Copy all lines of the listing that include the string "pokrewni".
-- start of THE INPUT --
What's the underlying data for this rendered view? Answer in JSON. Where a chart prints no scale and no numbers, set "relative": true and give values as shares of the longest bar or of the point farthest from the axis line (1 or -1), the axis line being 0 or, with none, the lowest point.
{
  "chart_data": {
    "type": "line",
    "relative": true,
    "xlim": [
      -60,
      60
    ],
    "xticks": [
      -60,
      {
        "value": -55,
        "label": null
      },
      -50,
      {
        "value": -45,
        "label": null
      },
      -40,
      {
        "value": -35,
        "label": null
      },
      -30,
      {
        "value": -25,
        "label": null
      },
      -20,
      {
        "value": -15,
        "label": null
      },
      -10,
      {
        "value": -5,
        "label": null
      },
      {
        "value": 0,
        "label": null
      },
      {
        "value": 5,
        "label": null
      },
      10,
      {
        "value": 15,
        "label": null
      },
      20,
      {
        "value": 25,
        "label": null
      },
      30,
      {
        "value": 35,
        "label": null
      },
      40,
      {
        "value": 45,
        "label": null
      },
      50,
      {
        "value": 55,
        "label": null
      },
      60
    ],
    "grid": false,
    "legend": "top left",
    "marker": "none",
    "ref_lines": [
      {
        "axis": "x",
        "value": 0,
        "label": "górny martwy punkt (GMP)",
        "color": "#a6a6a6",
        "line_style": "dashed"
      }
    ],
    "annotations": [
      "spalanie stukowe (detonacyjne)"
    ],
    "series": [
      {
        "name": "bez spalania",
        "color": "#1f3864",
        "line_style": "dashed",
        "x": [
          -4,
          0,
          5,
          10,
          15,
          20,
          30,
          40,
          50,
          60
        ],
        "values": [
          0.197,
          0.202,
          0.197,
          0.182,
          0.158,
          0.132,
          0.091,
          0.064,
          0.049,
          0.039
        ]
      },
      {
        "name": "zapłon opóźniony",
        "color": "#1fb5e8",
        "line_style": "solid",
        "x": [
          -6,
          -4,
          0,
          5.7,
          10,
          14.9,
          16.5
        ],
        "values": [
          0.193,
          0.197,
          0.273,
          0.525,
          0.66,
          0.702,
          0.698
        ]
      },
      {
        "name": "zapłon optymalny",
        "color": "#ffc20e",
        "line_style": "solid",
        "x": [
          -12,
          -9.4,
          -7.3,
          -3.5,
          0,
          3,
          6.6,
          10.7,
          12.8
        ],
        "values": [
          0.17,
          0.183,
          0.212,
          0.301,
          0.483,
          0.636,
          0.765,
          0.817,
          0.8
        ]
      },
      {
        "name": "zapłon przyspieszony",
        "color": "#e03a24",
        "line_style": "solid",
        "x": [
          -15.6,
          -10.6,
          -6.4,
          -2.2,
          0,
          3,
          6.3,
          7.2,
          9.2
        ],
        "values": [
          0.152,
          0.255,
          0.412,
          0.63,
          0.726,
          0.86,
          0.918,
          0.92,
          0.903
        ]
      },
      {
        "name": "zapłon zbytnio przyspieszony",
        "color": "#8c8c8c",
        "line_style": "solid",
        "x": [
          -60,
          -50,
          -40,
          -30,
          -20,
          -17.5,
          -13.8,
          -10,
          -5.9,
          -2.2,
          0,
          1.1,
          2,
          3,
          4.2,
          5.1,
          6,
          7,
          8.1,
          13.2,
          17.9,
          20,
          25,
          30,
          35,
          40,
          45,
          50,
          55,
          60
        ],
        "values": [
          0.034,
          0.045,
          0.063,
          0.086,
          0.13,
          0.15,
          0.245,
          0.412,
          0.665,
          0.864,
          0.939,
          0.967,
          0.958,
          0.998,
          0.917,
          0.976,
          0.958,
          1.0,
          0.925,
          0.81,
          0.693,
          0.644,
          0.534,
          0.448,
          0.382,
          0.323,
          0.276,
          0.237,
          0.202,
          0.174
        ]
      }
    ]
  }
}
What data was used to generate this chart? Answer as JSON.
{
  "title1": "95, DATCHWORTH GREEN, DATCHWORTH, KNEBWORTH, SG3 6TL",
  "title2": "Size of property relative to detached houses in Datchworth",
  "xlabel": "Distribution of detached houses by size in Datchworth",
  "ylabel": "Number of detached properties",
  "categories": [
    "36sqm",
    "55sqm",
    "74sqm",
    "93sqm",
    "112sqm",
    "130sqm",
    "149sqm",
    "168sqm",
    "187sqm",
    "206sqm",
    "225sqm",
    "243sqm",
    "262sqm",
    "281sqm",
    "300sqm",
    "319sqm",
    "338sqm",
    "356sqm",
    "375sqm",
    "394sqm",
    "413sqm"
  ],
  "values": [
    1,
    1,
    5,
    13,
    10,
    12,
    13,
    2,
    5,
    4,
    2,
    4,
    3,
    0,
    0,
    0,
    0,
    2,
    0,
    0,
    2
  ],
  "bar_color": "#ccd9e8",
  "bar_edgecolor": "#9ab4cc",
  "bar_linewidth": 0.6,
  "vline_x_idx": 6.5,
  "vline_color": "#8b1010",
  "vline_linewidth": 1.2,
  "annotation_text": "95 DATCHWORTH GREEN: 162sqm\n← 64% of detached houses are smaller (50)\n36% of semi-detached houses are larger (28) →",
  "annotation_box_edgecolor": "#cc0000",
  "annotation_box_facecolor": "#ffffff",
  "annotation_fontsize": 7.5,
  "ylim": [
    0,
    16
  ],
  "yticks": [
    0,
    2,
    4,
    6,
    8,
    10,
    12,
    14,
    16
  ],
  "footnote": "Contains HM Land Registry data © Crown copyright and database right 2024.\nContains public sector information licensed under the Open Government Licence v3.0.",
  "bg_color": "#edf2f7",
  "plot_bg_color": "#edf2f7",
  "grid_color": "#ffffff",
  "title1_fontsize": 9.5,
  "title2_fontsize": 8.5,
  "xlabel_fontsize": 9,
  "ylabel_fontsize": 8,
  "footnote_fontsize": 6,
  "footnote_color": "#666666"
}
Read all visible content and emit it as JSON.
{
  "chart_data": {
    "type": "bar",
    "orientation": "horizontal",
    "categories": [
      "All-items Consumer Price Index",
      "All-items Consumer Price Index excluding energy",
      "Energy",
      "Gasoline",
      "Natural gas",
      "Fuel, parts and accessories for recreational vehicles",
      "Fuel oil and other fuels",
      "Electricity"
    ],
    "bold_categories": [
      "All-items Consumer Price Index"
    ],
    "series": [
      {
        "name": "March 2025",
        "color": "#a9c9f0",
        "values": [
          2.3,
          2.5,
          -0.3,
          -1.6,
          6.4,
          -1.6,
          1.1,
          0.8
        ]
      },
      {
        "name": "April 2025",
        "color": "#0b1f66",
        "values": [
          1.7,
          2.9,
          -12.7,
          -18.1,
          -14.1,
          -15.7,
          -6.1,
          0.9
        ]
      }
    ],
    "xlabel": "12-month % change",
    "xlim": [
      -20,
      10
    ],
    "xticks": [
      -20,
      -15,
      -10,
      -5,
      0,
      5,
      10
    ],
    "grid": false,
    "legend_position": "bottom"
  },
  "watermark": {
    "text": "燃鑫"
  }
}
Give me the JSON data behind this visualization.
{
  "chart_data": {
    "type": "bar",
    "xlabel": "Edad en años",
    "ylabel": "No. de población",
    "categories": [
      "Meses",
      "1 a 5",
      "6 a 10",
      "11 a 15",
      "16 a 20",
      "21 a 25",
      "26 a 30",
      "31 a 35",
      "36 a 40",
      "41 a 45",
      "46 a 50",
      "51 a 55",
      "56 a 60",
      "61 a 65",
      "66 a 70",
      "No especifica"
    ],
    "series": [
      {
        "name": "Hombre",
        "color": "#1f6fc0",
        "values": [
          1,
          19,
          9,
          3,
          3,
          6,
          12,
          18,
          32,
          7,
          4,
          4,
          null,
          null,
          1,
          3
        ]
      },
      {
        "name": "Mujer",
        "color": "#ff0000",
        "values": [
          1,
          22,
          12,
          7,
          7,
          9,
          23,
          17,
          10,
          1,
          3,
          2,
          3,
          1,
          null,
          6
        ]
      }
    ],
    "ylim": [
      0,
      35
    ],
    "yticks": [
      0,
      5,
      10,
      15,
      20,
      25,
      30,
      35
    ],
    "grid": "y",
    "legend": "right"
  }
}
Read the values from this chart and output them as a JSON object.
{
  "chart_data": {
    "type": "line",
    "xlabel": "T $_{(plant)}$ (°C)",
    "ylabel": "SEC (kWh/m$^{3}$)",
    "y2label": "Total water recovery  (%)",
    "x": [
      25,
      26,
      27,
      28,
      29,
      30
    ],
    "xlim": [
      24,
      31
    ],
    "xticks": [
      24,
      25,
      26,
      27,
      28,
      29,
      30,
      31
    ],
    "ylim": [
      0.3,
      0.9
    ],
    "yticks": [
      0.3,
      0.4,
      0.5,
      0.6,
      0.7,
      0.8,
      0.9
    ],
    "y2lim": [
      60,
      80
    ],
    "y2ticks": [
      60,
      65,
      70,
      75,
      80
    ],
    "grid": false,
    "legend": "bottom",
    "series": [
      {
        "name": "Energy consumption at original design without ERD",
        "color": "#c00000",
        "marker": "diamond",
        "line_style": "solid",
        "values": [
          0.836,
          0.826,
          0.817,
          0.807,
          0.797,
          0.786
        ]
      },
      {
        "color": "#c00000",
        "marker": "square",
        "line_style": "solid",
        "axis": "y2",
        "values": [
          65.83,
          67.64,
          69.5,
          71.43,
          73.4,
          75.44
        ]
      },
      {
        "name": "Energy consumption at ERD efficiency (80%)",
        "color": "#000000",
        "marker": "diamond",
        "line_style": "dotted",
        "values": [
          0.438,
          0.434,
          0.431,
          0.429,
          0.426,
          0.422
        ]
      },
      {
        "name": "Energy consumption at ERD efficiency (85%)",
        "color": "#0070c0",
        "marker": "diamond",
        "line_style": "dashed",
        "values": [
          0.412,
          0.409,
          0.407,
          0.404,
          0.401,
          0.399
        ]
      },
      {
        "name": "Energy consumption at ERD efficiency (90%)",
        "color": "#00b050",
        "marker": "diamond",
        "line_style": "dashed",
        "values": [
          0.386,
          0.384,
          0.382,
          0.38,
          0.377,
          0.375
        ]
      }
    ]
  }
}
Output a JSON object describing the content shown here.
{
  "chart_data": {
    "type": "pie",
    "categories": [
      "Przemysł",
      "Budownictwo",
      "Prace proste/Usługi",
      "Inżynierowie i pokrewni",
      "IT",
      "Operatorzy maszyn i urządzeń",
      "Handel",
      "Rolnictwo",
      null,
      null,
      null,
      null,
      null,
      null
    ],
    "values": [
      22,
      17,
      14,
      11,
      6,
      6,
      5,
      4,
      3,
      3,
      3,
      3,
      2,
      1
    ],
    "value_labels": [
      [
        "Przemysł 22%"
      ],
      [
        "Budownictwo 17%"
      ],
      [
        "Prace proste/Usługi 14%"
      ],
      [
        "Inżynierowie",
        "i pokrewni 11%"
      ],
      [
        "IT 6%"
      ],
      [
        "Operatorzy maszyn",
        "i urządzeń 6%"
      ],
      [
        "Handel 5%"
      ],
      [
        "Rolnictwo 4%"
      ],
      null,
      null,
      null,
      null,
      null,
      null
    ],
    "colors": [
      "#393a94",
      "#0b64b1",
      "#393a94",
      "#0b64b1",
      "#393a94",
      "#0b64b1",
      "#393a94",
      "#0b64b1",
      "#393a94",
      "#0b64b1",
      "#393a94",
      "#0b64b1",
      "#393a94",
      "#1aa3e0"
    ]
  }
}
-- end of THE INPUT --
◆ **COMPLETED EXERCISE**:
      "Inżynierowie i pokrewni",
        "i pokrewni 11%"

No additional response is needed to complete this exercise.